#### Exercise aim
Tally every line of the listing where the string "تحولات" is found, and state the total alone.

[Figure contents as structured data]
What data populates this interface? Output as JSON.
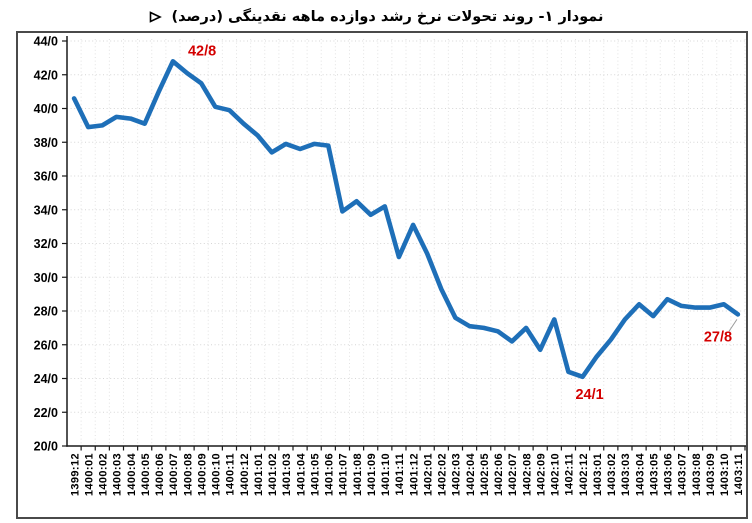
{
  "title": {
    "text": "نمودار ۱- روند تحولات نرخ رشد دوازده ماهه نقدینگی (درصد)"
  },
  "colors": {
    "line": "#1e6fb8",
    "annotation": "#d40000",
    "h_grid": "#d6d6d6",
    "v_grid": "#e2e2e2",
    "axis": "#1a1a1a",
    "tick_text": "#000000",
    "leader": "#9a9a9a",
    "frame": "#4a4a4a"
  },
  "chart_data": {
    "type": "line",
    "title": "نمودار ۱- روند تحولات نرخ رشد دوازده ماهه نقدینگی (درصد)",
    "xlabel": "",
    "ylabel": "",
    "ylim": [
      20,
      44
    ],
    "ytick_step": 2,
    "ytick_labels": [
      "20/0",
      "22/0",
      "24/0",
      "26/0",
      "28/0",
      "30/0",
      "32/0",
      "34/0",
      "36/0",
      "38/0",
      "40/0",
      "42/0",
      "44/0"
    ],
    "grid": "both-dotted",
    "legend": "none",
    "categories": [
      "1399:12",
      "1400:01",
      "1400:02",
      "1400:03",
      "1400:04",
      "1400:05",
      "1400:06",
      "1400:07",
      "1400:08",
      "1400:09",
      "1400:10",
      "1400:11",
      "1400:12",
      "1401:01",
      "1401:02",
      "1401:03",
      "1401:04",
      "1401:05",
      "1401:06",
      "1401:07",
      "1401:08",
      "1401:09",
      "1401:10",
      "1401:11",
      "1401:12",
      "1402:01",
      "1402:02",
      "1402:03",
      "1402:04",
      "1402:05",
      "1402:06",
      "1402:07",
      "1402:08",
      "1402:09",
      "1402:10",
      "1402:11",
      "1402:12",
      "1403:01",
      "1403:02",
      "1403:03",
      "1403:04",
      "1403:05",
      "1403:06",
      "1403:07",
      "1403:08",
      "1403:09",
      "1403:10",
      "1403:11"
    ],
    "values": [
      40.6,
      38.9,
      39.0,
      39.5,
      39.4,
      39.1,
      41.0,
      42.8,
      42.1,
      41.5,
      40.1,
      39.9,
      39.1,
      38.4,
      37.4,
      37.9,
      37.6,
      37.9,
      37.8,
      33.9,
      34.5,
      33.7,
      34.2,
      31.2,
      33.1,
      31.4,
      29.3,
      27.6,
      27.1,
      27.0,
      26.8,
      26.2,
      27.0,
      25.7,
      27.5,
      24.4,
      24.1,
      25.3,
      26.3,
      27.5,
      28.4,
      27.7,
      28.7,
      28.3,
      28.2,
      28.2,
      28.4,
      27.8
    ],
    "annotations": [
      {
        "text": "42/8",
        "index": 7,
        "position": "right-of-peak"
      },
      {
        "text": "24/1",
        "index": 36,
        "position": "below"
      },
      {
        "text": "27/8",
        "index": 47,
        "position": "below-left-leader"
      }
    ]
  }
}
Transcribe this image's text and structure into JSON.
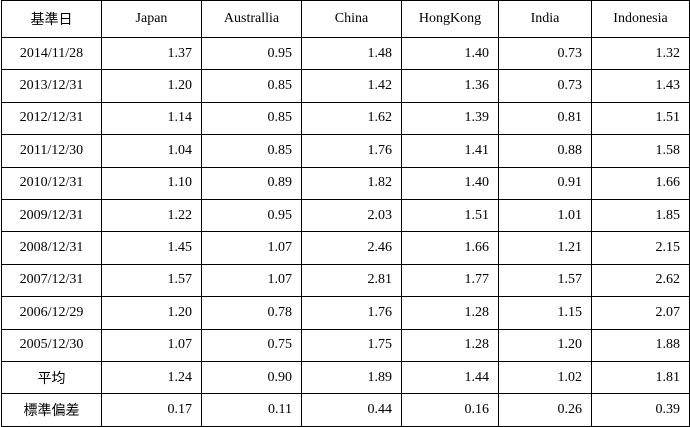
{
  "table": {
    "header": [
      "基準日",
      "Japan",
      "Australlia",
      "China",
      "HongKong",
      "India",
      "Indonesia"
    ],
    "rows": [
      [
        "2014/11/28",
        "1.37",
        "0.95",
        "1.48",
        "1.40",
        "0.73",
        "1.32"
      ],
      [
        "2013/12/31",
        "1.20",
        "0.85",
        "1.42",
        "1.36",
        "0.73",
        "1.43"
      ],
      [
        "2012/12/31",
        "1.14",
        "0.85",
        "1.62",
        "1.39",
        "0.81",
        "1.51"
      ],
      [
        "2011/12/30",
        "1.04",
        "0.85",
        "1.76",
        "1.41",
        "0.88",
        "1.58"
      ],
      [
        "2010/12/31",
        "1.10",
        "0.89",
        "1.82",
        "1.40",
        "0.91",
        "1.66"
      ],
      [
        "2009/12/31",
        "1.22",
        "0.95",
        "2.03",
        "1.51",
        "1.01",
        "1.85"
      ],
      [
        "2008/12/31",
        "1.45",
        "1.07",
        "2.46",
        "1.66",
        "1.21",
        "2.15"
      ],
      [
        "2007/12/31",
        "1.57",
        "1.07",
        "2.81",
        "1.77",
        "1.57",
        "2.62"
      ],
      [
        "2006/12/29",
        "1.20",
        "0.78",
        "1.76",
        "1.28",
        "1.15",
        "2.07"
      ],
      [
        "2005/12/30",
        "1.07",
        "0.75",
        "1.75",
        "1.28",
        "1.20",
        "1.88"
      ],
      [
        "平均",
        "1.24",
        "0.90",
        "1.89",
        "1.44",
        "1.02",
        "1.81"
      ],
      [
        "標準偏差",
        "0.17",
        "0.11",
        "0.44",
        "0.16",
        "0.26",
        "0.39"
      ]
    ]
  }
}
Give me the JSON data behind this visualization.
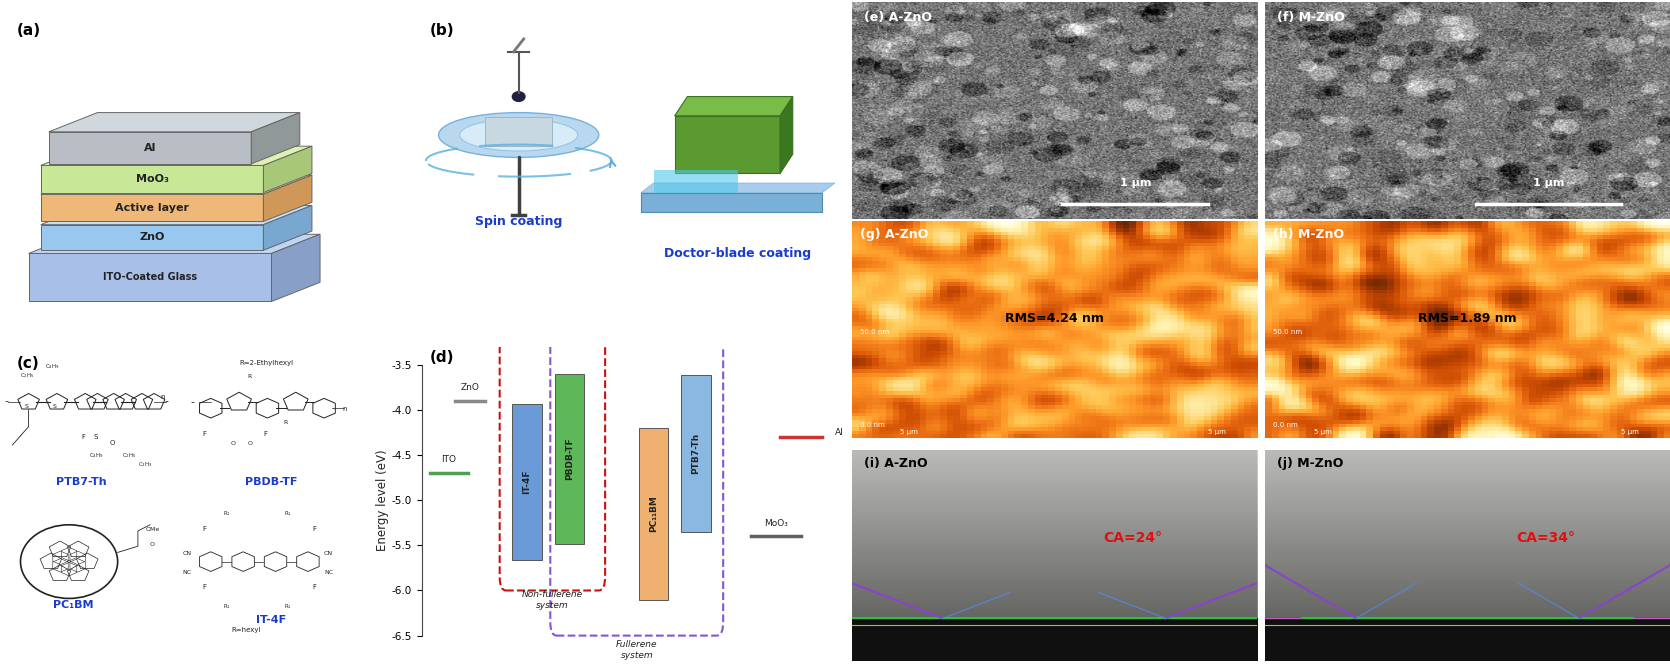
{
  "panel_labels": [
    "(a)",
    "(b)",
    "(c)",
    "(d)",
    "(e) A-ZnO",
    "(f) M-ZnO",
    "(g) A-ZnO",
    "(h) M-ZnO",
    "(i) A-ZnO",
    "(j) M-ZnO"
  ],
  "bg_color": "#ffffff",
  "layer_labels": [
    "Al",
    "MoO₃",
    "Active layer",
    "ZnO",
    "ITO-Coated Glass"
  ],
  "layer_colors": [
    "#b8bec4",
    "#c8e898",
    "#f0b878",
    "#98c8f0",
    "#a8c0e8"
  ],
  "layer_side_colors": [
    "#909898",
    "#a8c878",
    "#d09858",
    "#78a8d0",
    "#88a0c8"
  ],
  "layer_top_colors": [
    "#d0d8de",
    "#e0f0b0",
    "#f8d0a0",
    "#c0dff8",
    "#c0d4f4"
  ],
  "coating_label_color": "#1a3ccc",
  "spin_label": "Spin coating",
  "blade_label": "Doctor-blade coating",
  "molecule_labels": [
    "PTB7-Th",
    "PBDB-TF",
    "PC₁BM",
    "IT-4F"
  ],
  "molecule_label_color": "#1a3ccc",
  "energy_ylabel": "Energy level (eV)",
  "energy_yticks": [
    -3.5,
    -4.0,
    -4.5,
    -5.0,
    -5.5,
    -6.0,
    -6.5
  ],
  "sem_bg_a": "#4a5858",
  "sem_bg_f": "#505860",
  "afm_a_rms": "RMS=4.24 nm",
  "afm_m_rms": "RMS=1.89 nm",
  "ca_a": "CA=24°",
  "ca_m": "CA=34°",
  "ca_color": "#dd1111",
  "scale_bar": "1 μm",
  "it4f_color": "#6a9ad8",
  "pbdb_color": "#5cb858",
  "pc71_color": "#f0b070",
  "ptb7_color": "#8ab8e0",
  "zno_color": "#888888",
  "moo3_color": "#606060",
  "ito_color": "#50a050",
  "nonfull_box": "#cc1111",
  "full_box": "#8855cc"
}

#### Task solution
2